(Short task) Emit the line that holds "Type out the text in this image." and all lines following it through the end of the data, verbatim, and nothing else.

***

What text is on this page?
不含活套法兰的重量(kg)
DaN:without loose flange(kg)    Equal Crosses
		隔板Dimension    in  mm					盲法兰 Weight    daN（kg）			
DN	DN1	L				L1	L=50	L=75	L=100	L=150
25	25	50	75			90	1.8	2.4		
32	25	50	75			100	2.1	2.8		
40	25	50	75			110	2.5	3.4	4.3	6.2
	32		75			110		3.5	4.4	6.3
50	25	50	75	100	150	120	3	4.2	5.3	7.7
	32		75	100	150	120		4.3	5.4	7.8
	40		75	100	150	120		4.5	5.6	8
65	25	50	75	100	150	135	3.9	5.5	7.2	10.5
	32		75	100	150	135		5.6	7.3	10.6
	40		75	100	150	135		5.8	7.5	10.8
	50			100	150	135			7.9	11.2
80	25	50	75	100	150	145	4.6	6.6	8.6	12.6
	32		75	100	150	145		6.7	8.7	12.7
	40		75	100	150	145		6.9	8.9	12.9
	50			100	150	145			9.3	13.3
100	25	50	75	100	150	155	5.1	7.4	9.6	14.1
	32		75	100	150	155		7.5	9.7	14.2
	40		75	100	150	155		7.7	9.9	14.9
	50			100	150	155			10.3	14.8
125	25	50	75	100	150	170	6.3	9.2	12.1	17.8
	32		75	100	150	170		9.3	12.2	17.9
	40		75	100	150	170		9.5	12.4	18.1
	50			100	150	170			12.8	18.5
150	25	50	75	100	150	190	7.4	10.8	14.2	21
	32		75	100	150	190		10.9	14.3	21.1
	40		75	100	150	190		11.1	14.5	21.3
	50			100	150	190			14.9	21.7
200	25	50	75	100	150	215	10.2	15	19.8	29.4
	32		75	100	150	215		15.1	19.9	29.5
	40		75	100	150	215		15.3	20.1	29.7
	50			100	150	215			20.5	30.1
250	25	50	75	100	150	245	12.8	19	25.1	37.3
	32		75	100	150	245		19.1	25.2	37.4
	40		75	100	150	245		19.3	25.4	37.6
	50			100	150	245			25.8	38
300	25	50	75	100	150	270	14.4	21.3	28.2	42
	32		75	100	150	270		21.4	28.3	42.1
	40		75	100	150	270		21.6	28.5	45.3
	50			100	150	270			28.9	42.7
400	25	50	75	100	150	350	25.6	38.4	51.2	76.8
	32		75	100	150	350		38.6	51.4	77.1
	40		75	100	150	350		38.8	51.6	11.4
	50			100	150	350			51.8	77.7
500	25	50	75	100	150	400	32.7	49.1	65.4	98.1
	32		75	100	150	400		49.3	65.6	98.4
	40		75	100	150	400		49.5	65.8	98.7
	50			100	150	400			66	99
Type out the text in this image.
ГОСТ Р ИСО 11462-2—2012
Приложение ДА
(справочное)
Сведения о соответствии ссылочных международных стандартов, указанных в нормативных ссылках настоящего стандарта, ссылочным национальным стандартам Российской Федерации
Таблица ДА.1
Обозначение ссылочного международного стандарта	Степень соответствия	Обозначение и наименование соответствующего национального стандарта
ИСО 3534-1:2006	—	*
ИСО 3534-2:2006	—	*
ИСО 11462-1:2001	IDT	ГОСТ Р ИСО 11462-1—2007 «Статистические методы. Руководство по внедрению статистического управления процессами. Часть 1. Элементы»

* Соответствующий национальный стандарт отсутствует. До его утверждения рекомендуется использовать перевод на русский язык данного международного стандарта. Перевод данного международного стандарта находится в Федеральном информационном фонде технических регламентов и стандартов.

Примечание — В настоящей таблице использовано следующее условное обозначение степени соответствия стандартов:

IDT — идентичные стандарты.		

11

***

(Written response)
Type out the text in this image.
ГОСТ Р ИСО 11462-2—2012
Приложение ДА
(справочное)
Сведения о соответствии ссылочных международных стандартов, указанных в нормативных ссылках настоящего стандарта, ссылочным национальным стандартам Российской Федерации
Таблица ДА.1
Обозначение ссылочного международного стандарта	Степень соответствия	Обозначение и наименование соответствующего национального стандарта
ИСО 3534-1:2006	—	*
ИСО 3534-2:2006	—	*
ИСО 11462-1:2001	IDT	ГОСТ Р ИСО 11462-1—2007 «Статистические методы. Руководство по внедрению статистического управления процессами. Часть 1. Элементы»

* Соответствующий национальный стандарт отсутствует. До его утверждения рекомендуется использовать перевод на русский язык данного международного стандарта. Перевод данного международного стандарта находится в Федеральном информационном фонде технических регламентов и стандартов.

Примечание — В настоящей таблице использовано следующее условное обозначение степени соответствия стандартов:

IDT — идентичные стандарты.		

11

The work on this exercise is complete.